> _YOUR OBJECTIVE_
Gather up the lines that contain "muchos".

───── SOURCE MATERIAL

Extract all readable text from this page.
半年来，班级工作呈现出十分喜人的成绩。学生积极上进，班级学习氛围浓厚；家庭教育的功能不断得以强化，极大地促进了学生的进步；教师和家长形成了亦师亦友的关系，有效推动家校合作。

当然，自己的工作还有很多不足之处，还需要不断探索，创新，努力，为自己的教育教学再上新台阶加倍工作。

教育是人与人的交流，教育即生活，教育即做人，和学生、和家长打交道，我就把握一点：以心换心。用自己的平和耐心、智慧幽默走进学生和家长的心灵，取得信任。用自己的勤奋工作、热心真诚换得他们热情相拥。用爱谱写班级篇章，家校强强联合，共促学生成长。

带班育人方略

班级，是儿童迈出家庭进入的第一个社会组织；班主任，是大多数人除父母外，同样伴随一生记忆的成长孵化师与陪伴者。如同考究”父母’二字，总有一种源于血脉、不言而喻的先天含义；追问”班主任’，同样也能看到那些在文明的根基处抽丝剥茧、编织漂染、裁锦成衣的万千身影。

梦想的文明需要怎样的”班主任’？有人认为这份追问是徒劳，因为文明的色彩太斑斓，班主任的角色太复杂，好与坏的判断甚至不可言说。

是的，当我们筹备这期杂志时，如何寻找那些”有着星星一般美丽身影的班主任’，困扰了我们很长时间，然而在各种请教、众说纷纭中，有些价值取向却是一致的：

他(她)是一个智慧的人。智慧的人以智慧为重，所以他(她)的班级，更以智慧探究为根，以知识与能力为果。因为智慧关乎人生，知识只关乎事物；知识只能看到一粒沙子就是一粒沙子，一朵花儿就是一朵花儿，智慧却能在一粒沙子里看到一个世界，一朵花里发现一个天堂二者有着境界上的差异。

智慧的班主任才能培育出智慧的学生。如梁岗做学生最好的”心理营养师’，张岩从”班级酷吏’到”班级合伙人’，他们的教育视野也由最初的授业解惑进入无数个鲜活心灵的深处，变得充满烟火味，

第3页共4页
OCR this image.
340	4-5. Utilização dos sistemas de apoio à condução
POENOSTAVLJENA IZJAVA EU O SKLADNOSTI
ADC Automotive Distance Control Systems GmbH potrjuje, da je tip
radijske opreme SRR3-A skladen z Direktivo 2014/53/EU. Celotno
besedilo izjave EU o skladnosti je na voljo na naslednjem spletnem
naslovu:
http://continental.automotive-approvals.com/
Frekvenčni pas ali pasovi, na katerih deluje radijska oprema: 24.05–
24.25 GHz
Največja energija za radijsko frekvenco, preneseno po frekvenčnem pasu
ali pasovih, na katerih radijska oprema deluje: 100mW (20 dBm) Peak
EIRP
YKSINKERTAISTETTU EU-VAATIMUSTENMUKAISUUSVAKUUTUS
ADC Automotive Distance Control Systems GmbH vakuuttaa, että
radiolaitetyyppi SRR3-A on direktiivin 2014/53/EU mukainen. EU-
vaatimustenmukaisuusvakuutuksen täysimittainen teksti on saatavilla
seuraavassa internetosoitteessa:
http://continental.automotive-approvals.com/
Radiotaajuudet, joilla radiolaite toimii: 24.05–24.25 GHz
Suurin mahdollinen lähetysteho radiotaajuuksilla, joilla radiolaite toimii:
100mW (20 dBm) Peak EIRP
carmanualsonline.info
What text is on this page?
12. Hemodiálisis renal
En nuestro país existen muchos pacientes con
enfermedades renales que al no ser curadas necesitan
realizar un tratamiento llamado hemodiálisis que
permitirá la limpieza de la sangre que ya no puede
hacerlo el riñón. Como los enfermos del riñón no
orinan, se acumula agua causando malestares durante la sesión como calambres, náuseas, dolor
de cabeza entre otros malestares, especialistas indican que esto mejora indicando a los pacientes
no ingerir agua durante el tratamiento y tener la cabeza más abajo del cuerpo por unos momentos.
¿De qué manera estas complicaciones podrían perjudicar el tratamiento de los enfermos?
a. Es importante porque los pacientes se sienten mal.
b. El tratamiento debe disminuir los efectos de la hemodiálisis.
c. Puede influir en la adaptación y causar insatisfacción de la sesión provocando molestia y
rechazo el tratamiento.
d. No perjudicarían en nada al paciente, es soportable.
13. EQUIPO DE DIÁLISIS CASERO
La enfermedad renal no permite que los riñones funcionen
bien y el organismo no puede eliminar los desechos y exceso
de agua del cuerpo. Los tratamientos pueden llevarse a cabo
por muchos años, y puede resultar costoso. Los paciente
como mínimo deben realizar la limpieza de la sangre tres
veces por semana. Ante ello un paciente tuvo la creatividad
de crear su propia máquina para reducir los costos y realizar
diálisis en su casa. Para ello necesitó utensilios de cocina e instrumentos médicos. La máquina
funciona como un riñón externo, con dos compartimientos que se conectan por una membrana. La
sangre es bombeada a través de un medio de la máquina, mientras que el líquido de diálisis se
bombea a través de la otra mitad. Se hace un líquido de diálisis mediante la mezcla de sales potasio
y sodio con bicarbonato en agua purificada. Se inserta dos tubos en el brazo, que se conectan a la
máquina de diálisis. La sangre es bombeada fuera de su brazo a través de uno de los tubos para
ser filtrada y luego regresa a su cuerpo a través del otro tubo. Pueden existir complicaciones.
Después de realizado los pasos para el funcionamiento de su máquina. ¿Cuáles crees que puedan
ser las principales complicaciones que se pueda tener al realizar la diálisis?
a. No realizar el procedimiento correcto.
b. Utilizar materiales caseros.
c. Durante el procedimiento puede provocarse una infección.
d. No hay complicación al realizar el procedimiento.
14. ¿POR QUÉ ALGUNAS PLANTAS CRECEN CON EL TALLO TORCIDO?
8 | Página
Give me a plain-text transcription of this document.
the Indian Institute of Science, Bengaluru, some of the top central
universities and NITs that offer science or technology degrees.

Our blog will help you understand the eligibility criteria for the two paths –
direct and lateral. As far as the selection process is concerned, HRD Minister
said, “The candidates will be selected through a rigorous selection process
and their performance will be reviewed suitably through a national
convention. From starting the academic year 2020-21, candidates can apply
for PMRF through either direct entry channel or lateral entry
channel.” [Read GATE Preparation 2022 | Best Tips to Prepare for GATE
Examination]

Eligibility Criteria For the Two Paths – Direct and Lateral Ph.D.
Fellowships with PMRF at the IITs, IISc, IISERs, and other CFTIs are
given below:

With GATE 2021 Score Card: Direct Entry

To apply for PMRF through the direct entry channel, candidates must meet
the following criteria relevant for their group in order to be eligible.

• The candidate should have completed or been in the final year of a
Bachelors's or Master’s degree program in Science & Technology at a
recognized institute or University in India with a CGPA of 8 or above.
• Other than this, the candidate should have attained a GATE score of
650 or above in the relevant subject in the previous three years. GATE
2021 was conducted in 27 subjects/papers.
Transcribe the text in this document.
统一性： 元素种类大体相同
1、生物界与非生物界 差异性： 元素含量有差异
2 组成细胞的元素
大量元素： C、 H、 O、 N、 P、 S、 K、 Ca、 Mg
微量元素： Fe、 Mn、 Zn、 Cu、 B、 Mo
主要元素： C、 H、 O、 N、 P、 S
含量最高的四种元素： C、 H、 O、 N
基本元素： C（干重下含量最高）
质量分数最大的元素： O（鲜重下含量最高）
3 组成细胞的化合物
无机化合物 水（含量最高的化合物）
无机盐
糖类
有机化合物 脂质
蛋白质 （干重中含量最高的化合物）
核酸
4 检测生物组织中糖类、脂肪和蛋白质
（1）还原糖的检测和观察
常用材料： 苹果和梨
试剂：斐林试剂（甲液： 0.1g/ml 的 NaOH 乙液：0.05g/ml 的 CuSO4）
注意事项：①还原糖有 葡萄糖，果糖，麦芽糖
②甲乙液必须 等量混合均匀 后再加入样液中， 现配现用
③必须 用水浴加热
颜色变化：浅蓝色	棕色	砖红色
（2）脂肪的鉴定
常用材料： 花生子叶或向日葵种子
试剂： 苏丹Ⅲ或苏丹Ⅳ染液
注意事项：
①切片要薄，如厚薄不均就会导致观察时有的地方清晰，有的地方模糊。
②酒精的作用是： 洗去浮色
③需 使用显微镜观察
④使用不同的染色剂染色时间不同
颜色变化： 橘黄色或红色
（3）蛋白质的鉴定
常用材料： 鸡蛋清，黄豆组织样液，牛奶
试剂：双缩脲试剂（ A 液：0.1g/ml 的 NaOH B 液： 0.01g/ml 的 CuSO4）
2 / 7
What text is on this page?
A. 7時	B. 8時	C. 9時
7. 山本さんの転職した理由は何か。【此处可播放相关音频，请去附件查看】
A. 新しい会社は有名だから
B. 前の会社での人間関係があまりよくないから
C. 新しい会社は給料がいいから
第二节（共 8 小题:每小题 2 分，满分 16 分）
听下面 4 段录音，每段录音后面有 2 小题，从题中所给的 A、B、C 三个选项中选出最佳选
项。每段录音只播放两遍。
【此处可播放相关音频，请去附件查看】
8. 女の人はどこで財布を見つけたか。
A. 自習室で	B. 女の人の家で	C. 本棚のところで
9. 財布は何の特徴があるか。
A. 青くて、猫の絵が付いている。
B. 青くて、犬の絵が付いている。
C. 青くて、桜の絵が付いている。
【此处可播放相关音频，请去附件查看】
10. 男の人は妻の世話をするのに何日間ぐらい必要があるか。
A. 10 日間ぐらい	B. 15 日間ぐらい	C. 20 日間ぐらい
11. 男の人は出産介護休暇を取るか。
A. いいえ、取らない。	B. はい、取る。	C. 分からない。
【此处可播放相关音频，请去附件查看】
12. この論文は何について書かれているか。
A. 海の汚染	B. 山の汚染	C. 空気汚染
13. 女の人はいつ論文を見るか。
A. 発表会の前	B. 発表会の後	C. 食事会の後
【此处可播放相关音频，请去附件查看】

──────────

> _THE RESULT_
En nuestro país existen muchos pacientes con
por muchos años, y puede resultar costoso. Los paciente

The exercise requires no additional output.